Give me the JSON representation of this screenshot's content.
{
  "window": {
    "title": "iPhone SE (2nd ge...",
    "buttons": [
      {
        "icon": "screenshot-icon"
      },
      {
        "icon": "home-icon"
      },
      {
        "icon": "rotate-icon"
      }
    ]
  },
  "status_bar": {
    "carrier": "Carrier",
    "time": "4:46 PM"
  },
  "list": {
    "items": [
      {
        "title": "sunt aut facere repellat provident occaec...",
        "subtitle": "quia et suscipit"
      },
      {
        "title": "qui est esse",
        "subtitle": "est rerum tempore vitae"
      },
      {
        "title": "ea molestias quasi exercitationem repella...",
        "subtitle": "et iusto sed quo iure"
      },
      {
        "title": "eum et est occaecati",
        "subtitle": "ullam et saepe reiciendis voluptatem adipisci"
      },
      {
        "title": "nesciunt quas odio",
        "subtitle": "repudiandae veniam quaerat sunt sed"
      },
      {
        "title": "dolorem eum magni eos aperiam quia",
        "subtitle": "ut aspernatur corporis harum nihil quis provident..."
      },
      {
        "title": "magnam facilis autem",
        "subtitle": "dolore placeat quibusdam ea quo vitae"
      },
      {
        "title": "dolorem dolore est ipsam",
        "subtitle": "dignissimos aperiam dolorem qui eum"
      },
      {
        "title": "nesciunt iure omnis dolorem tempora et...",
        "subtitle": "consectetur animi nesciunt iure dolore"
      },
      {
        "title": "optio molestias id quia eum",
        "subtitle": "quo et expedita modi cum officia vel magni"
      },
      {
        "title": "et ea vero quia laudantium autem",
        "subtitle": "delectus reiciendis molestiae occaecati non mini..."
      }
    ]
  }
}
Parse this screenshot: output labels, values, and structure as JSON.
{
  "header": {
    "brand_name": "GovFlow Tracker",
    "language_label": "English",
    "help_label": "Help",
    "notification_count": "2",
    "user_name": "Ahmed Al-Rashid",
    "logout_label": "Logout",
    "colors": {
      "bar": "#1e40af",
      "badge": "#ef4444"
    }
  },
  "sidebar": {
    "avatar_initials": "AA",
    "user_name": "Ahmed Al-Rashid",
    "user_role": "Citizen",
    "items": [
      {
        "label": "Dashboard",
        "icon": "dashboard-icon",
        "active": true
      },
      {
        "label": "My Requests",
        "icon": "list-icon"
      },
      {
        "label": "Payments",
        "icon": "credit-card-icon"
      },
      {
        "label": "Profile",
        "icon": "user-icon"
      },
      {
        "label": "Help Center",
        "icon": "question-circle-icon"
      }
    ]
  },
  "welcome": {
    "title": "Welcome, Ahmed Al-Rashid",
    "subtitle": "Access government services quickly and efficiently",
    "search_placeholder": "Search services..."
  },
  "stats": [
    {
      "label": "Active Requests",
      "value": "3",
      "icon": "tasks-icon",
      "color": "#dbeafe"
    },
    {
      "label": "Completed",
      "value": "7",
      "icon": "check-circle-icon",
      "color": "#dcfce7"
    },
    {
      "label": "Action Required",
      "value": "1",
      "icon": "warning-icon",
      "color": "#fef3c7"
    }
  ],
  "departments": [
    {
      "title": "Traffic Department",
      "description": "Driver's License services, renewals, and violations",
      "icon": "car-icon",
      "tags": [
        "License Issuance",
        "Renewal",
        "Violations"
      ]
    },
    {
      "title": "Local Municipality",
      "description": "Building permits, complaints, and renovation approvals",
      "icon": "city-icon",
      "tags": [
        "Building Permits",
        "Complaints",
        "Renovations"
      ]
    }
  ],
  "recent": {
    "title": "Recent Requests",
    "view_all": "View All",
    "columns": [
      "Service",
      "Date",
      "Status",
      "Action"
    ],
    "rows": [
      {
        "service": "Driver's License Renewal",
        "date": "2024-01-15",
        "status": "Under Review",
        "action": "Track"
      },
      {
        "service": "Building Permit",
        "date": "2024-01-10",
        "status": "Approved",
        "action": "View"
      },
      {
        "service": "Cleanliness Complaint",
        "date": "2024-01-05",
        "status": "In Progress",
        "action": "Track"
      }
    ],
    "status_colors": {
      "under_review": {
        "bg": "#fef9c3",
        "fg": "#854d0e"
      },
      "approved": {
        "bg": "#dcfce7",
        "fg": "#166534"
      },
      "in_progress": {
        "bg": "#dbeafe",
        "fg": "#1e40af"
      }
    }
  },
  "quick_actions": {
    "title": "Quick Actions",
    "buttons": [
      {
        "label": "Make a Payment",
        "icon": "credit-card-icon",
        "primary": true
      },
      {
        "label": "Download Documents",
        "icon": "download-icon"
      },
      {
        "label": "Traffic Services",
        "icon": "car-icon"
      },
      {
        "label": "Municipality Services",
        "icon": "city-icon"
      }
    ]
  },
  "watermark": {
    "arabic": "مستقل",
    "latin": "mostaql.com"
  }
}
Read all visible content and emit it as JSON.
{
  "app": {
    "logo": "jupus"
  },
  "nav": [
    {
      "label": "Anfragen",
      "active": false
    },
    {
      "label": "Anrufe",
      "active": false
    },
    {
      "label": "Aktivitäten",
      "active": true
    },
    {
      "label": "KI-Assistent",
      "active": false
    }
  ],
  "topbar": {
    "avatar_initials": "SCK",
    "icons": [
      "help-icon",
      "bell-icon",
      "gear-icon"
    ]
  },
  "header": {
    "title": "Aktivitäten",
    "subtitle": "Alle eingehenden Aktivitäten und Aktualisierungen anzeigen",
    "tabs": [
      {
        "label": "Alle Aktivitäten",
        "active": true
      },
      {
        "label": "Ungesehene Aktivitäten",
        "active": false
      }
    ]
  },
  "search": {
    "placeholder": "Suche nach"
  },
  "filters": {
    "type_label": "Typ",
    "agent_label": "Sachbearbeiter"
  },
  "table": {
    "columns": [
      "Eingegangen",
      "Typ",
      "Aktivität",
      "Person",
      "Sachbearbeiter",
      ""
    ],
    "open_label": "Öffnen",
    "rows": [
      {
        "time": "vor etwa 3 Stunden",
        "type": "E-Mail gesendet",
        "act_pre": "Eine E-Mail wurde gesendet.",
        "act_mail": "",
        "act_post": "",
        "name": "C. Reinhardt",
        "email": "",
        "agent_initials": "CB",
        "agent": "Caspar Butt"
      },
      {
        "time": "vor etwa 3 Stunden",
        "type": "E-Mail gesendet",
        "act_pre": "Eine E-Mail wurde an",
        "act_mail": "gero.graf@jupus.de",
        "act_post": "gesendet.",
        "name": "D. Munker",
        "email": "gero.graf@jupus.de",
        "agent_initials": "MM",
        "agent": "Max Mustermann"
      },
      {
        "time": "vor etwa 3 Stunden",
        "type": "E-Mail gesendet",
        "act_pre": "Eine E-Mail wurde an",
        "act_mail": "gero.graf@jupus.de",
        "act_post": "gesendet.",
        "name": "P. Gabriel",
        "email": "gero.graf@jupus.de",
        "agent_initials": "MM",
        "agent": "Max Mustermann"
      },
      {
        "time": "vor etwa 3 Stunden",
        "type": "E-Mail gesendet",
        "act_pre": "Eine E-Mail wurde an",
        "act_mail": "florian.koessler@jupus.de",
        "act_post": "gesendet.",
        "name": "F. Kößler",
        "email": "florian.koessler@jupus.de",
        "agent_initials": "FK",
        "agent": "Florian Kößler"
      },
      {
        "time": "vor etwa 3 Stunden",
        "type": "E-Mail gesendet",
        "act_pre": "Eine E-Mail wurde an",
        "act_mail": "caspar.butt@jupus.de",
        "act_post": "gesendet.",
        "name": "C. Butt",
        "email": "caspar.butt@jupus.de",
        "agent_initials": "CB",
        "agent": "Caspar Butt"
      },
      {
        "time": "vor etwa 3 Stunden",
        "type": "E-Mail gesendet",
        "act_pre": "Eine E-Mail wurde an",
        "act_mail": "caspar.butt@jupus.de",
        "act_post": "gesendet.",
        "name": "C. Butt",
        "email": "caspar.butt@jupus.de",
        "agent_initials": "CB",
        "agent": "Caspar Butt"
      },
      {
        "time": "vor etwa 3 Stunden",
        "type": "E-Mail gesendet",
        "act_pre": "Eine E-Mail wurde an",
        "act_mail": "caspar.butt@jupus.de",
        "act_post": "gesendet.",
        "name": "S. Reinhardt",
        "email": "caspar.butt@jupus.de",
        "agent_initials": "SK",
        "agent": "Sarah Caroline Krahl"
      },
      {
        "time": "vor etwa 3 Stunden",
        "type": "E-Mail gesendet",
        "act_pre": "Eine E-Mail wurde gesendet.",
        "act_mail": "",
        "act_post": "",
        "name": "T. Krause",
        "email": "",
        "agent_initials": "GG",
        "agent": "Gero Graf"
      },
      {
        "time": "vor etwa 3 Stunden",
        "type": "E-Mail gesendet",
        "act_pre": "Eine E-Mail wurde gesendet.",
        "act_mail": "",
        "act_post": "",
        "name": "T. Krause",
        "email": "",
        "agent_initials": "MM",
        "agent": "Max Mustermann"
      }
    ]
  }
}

## EXERCISE INSTRUCTIONS
Every line in the data above that contains "JSON" needs to be copied.

## THE SOLUTION
Give me the JSON representation of this screenshot's content.
Parse this screenshot: output labels, values, and structure as JSON.
Read all visible content and emit it as JSON.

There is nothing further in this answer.